| GOAL OF THE EXERCISE |
From the material below, list every line containing "left".

>> Start PROVIDED DATA

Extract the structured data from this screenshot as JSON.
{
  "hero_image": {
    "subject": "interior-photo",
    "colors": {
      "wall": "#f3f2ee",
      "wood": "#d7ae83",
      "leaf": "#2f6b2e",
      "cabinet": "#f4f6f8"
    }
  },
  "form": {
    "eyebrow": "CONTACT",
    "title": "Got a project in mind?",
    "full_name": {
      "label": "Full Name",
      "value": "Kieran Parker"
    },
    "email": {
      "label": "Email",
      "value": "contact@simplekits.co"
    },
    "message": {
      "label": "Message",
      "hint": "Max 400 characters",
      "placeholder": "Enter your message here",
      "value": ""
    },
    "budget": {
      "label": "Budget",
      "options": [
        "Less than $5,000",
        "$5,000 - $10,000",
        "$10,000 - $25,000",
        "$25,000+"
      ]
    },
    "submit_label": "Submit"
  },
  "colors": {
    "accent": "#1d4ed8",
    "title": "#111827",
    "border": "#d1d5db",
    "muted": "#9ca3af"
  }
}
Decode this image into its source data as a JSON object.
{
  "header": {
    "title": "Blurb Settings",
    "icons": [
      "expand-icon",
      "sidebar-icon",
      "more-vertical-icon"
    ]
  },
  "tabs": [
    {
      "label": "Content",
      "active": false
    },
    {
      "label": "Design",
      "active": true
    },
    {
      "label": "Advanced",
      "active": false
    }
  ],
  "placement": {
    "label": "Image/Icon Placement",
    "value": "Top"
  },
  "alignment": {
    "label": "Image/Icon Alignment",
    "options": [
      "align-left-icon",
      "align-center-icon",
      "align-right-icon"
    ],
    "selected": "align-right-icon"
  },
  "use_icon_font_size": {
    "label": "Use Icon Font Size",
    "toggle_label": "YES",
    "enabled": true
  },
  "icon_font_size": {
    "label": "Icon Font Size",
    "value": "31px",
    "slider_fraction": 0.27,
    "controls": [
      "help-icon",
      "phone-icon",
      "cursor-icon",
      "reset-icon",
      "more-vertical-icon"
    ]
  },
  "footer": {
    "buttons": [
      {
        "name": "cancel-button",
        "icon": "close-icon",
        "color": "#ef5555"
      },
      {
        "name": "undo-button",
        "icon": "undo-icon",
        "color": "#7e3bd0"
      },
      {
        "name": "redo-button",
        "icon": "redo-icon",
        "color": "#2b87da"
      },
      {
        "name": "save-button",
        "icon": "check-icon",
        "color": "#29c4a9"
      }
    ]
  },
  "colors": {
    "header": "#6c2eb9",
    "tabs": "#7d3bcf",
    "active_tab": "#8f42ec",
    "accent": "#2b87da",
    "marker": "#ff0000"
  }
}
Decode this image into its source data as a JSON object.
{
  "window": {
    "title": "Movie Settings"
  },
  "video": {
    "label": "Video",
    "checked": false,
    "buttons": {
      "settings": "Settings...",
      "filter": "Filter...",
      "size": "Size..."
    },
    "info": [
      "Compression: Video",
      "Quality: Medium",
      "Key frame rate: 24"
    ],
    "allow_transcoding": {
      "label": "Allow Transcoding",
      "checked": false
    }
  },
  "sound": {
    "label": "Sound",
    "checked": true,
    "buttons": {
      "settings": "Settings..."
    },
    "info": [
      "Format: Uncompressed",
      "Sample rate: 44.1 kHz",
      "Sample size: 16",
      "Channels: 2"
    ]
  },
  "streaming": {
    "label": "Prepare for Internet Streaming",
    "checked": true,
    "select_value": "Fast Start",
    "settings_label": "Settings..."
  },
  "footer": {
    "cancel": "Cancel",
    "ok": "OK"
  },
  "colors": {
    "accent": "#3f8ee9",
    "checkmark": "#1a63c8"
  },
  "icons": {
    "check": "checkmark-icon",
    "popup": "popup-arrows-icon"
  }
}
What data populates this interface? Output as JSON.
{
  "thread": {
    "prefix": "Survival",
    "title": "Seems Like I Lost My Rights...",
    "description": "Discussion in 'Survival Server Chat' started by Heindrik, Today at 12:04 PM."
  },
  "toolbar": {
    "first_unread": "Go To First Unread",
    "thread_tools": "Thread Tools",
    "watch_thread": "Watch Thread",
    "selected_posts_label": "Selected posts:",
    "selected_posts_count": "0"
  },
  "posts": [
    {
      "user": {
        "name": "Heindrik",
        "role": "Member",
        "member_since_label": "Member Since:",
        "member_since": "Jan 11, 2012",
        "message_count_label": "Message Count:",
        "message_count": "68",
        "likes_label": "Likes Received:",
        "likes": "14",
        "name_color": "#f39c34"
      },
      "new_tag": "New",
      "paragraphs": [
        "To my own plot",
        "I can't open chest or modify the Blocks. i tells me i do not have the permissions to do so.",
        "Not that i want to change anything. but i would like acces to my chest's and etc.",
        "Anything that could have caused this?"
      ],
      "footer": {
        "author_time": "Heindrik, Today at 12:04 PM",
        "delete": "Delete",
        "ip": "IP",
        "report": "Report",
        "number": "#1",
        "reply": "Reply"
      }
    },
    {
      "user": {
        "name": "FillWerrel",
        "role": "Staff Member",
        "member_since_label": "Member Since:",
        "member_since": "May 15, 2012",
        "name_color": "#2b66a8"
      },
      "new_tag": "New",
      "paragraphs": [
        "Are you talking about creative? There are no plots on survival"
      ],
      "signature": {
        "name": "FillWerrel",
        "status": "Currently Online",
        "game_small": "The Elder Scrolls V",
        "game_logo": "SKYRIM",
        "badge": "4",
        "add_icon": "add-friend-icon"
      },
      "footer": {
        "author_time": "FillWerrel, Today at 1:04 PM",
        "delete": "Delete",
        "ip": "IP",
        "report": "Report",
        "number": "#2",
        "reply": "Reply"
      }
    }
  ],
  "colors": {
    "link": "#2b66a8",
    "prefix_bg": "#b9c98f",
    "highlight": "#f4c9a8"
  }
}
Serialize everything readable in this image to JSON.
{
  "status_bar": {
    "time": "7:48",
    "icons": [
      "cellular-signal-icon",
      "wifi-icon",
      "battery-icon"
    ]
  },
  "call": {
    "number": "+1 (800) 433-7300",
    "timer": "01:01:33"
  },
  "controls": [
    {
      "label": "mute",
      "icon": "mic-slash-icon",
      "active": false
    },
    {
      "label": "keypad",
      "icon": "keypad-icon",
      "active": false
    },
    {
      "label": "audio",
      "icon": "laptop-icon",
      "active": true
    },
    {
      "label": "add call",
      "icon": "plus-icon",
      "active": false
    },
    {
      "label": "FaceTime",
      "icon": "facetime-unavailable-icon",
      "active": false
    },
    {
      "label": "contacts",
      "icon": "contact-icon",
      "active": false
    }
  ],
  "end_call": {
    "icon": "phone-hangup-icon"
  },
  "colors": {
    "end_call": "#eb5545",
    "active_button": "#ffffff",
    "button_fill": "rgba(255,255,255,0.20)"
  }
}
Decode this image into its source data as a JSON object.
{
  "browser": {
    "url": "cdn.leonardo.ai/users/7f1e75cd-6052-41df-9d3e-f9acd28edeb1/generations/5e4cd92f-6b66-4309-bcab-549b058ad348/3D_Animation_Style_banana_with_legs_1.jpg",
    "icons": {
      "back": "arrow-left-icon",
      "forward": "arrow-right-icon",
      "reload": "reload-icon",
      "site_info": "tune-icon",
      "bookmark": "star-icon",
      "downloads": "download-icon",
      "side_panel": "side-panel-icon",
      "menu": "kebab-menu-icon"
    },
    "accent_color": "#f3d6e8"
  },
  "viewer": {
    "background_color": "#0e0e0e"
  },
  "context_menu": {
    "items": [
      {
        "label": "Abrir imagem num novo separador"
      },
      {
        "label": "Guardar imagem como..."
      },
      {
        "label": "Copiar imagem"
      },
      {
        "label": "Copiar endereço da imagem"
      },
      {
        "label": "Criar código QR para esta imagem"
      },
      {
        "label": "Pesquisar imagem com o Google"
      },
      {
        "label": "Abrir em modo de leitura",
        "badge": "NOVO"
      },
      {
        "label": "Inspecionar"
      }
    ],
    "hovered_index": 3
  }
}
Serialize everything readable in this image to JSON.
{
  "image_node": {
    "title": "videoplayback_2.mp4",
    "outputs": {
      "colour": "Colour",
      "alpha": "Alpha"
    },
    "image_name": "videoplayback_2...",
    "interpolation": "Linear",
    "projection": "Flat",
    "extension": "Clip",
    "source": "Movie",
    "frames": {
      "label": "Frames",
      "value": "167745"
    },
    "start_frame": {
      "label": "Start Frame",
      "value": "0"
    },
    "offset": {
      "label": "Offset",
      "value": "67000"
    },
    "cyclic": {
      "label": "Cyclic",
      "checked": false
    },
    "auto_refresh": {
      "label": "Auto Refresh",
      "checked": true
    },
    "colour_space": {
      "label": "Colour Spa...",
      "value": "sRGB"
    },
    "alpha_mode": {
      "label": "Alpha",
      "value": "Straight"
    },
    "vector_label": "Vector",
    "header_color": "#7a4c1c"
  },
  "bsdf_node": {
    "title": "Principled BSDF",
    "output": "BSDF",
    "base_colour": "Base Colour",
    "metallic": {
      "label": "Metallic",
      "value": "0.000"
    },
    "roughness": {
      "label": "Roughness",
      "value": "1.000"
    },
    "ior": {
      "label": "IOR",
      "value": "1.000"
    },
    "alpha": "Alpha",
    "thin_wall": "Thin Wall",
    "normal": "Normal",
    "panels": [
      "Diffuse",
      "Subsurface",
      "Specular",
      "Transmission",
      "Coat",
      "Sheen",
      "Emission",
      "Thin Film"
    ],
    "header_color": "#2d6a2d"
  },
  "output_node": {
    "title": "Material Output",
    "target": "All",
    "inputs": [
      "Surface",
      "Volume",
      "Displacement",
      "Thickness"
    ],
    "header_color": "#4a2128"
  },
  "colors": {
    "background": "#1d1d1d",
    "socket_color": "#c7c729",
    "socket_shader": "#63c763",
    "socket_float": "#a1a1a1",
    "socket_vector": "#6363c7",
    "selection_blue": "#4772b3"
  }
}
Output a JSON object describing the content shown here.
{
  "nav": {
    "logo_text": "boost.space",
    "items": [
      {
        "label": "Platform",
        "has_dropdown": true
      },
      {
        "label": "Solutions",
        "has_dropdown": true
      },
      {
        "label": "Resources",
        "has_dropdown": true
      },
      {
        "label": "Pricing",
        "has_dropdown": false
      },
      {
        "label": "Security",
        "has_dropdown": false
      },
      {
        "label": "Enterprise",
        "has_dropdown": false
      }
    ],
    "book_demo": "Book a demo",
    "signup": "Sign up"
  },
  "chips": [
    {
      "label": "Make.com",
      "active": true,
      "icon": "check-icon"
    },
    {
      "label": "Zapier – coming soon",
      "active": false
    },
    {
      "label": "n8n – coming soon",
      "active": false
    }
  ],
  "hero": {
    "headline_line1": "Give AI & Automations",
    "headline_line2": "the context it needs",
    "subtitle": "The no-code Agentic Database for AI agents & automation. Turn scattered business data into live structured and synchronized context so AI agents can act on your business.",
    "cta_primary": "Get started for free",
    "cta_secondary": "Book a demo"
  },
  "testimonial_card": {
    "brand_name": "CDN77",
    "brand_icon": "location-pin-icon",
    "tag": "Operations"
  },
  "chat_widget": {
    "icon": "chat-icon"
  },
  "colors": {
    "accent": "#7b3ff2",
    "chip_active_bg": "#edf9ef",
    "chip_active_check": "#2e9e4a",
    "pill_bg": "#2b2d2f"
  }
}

>> End PROVIDED DATA

| SOLUTION |
      "align-left-icon",
      "back": "arrow-left-icon",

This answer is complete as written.